Goal of the exercise: Collect all lines containing the word "Following" from the data.

Dataset items
## BEGIN

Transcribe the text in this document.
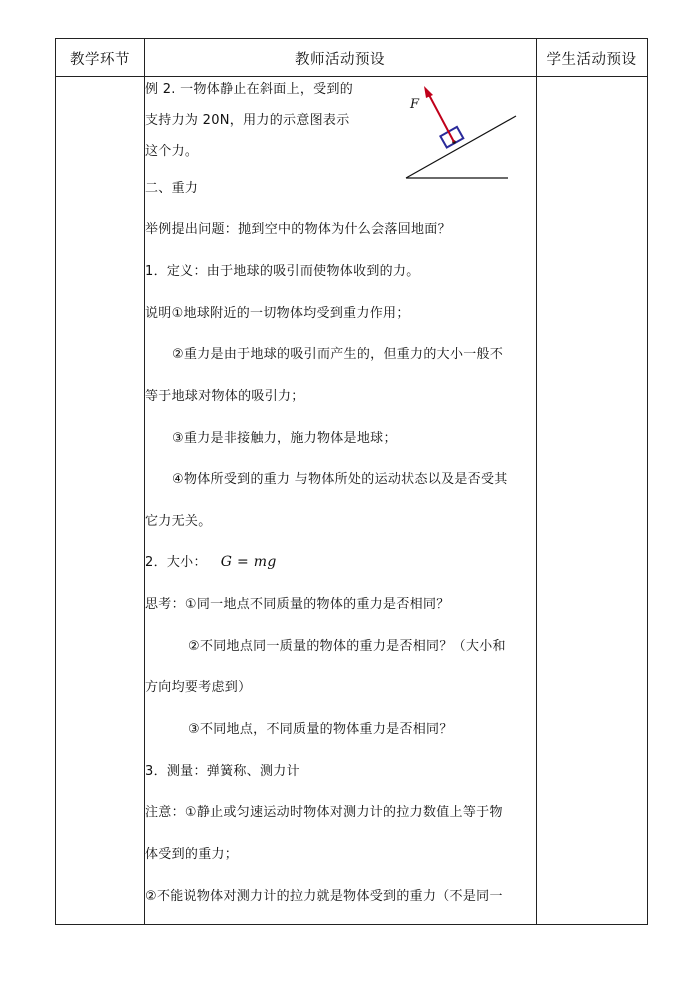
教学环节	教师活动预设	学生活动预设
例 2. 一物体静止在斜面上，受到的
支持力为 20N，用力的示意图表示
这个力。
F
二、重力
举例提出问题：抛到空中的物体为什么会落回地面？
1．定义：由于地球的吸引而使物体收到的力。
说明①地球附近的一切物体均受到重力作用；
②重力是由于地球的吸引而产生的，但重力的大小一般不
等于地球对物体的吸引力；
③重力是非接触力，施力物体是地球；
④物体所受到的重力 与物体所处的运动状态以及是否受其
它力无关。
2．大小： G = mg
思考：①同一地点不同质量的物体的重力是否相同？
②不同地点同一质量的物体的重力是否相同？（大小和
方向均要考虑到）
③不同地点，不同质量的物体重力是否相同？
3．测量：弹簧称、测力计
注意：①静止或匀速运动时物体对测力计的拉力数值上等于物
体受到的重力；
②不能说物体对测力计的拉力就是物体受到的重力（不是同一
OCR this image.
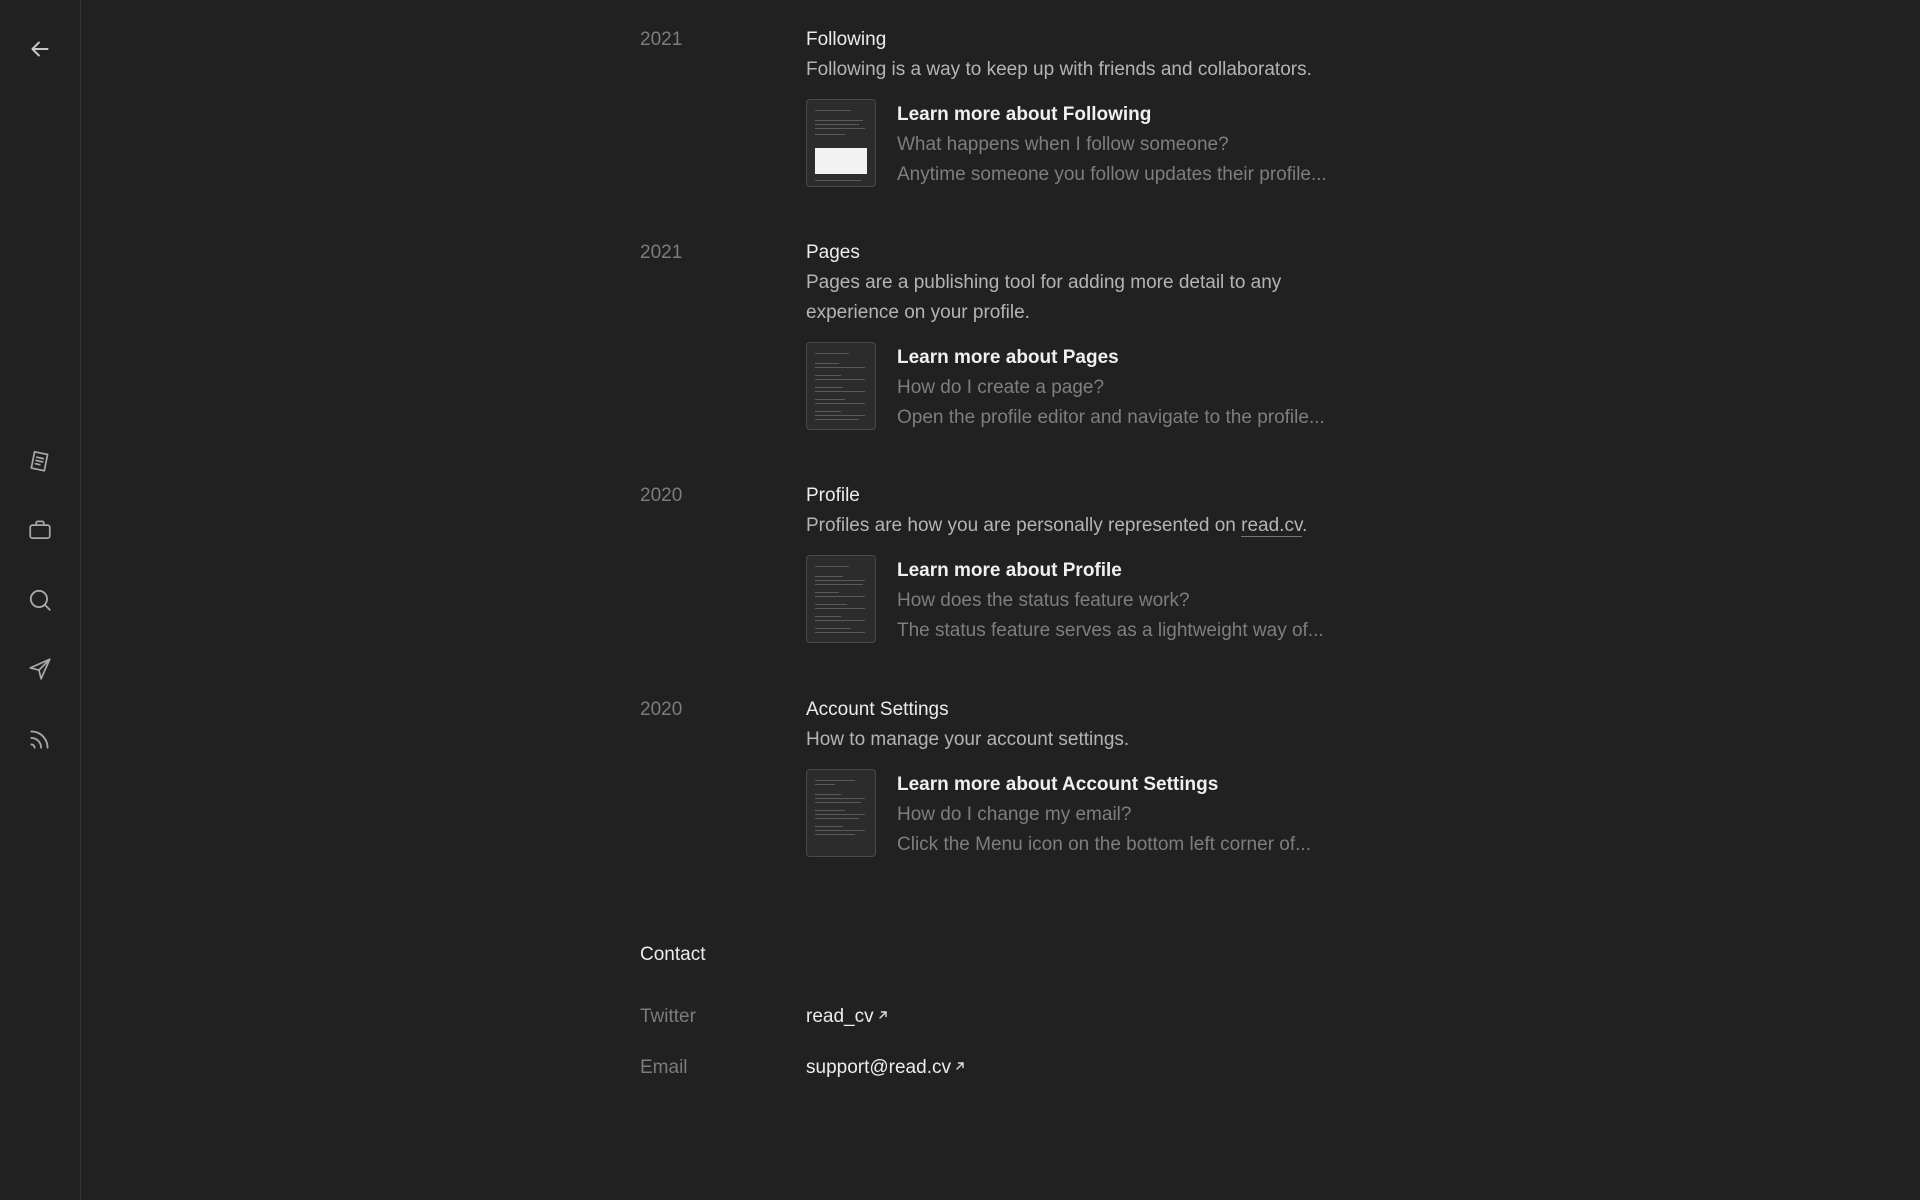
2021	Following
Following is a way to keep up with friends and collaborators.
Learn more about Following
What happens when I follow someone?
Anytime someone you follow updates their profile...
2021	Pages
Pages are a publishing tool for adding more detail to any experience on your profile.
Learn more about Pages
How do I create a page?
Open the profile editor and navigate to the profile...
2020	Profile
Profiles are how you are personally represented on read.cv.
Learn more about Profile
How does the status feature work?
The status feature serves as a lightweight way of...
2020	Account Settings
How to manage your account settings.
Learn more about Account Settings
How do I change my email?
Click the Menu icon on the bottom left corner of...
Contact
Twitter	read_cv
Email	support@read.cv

## END
## BEGIN

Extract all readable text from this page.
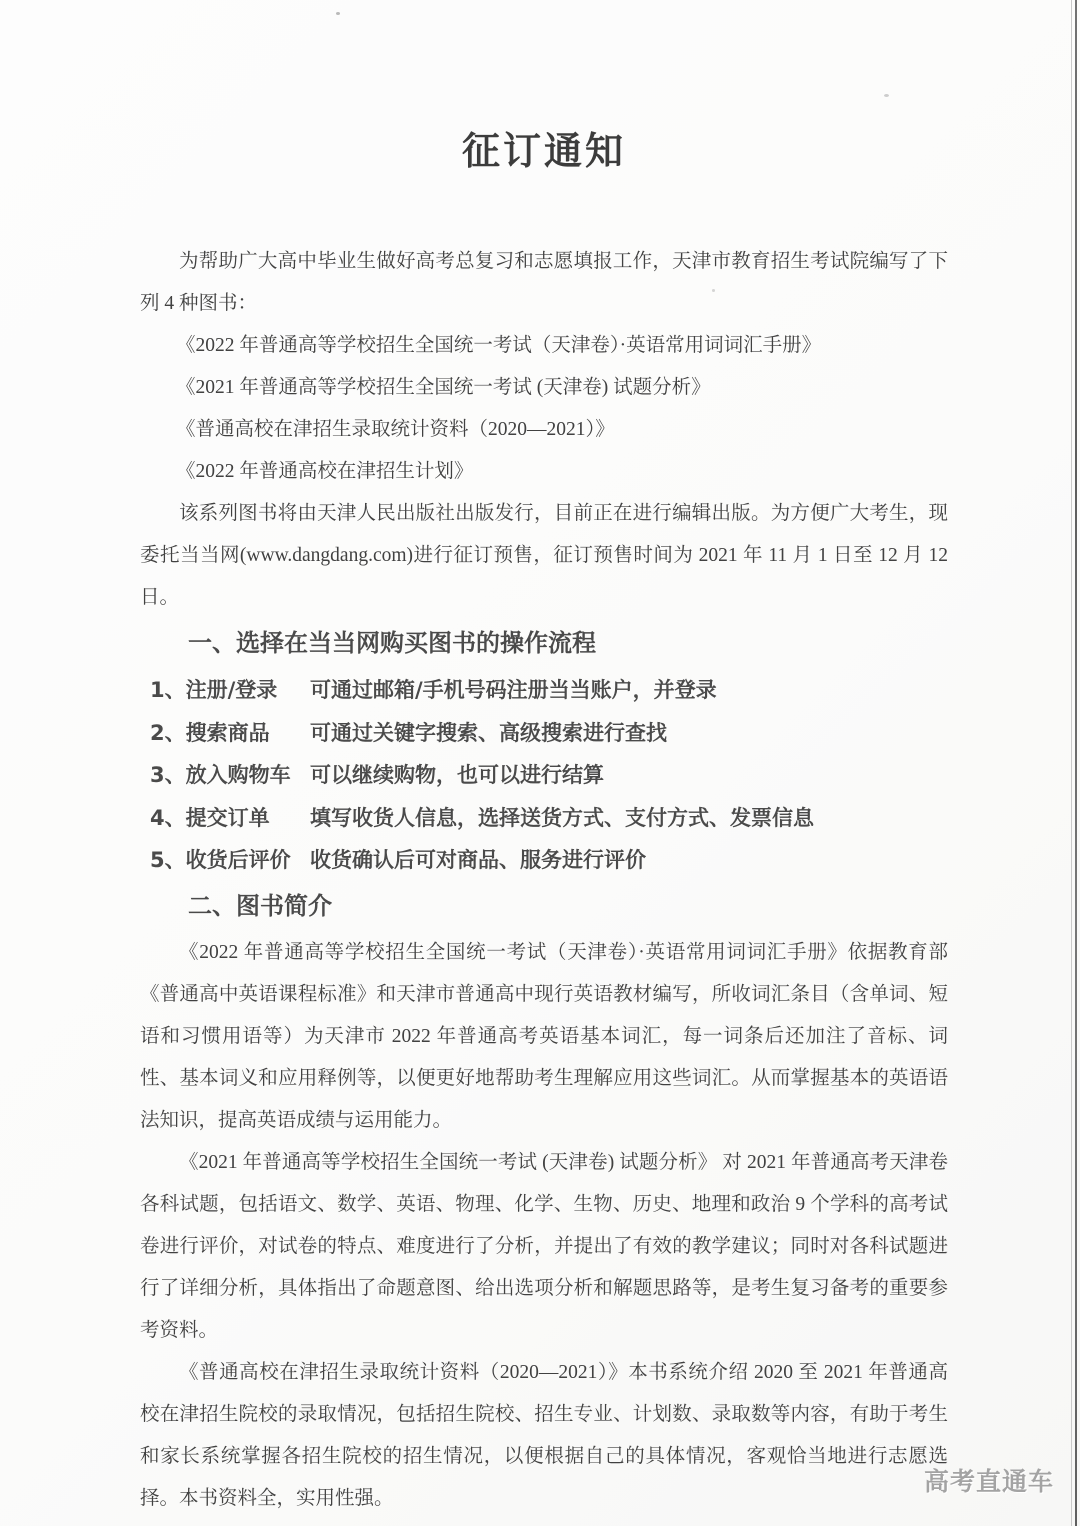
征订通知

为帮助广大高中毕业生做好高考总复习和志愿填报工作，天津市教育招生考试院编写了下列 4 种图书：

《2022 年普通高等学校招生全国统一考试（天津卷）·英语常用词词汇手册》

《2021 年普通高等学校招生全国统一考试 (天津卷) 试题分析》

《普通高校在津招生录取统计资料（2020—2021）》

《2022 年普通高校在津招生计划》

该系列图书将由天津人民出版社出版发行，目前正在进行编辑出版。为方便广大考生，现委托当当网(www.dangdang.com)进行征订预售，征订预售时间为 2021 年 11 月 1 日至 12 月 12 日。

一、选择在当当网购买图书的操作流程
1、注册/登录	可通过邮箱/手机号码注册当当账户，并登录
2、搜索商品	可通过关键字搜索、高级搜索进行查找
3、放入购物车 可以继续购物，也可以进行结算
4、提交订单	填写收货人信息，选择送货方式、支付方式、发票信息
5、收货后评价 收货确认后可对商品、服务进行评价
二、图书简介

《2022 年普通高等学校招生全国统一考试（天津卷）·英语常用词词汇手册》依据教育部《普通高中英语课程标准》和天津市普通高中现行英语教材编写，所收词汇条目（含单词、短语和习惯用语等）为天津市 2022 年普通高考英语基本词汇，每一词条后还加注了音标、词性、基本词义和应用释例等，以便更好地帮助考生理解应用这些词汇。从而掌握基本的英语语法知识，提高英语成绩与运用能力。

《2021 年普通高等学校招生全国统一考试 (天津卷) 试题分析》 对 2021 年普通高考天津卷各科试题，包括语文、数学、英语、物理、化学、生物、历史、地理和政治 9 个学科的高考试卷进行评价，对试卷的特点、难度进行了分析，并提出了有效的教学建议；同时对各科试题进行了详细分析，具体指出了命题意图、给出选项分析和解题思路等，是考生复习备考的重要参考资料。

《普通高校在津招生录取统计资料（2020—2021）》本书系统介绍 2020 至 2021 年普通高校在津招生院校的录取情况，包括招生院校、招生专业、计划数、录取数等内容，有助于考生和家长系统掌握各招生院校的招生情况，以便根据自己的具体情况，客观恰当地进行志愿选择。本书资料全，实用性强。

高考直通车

## END

Task result:
2021	Following
Following is a way to keep up with friends and collaborators.
Learn more about Following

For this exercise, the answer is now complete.